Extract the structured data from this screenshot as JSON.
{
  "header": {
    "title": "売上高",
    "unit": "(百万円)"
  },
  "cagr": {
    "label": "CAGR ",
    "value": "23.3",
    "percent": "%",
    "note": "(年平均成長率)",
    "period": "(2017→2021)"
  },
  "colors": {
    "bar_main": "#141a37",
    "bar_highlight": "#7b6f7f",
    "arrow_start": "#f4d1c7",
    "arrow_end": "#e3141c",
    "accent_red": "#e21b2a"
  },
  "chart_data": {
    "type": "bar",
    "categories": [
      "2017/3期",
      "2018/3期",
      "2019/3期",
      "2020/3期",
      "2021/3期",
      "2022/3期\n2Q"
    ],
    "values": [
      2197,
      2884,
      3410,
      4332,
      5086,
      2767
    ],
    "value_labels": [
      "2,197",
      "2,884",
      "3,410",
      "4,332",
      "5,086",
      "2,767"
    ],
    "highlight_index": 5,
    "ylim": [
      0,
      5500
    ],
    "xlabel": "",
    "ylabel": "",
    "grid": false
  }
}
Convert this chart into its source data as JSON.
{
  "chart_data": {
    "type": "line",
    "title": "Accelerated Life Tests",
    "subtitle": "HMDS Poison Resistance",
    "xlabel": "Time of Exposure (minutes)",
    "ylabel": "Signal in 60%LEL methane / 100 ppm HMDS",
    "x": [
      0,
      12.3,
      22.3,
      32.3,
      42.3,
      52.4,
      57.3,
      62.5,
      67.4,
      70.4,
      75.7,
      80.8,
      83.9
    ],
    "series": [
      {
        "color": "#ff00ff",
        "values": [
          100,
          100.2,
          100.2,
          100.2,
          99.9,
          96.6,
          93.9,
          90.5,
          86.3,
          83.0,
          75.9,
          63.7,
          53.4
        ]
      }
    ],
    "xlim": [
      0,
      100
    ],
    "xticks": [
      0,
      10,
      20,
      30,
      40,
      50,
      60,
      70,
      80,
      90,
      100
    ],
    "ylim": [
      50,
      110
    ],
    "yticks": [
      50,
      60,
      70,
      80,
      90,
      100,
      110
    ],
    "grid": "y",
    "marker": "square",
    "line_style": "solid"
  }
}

_To be done_: Pull out each line of the records holding the string "this".

_Exercise result_:
Extract the structured data from this screenshot as JSON.
Convert this chart into its source data as JSON.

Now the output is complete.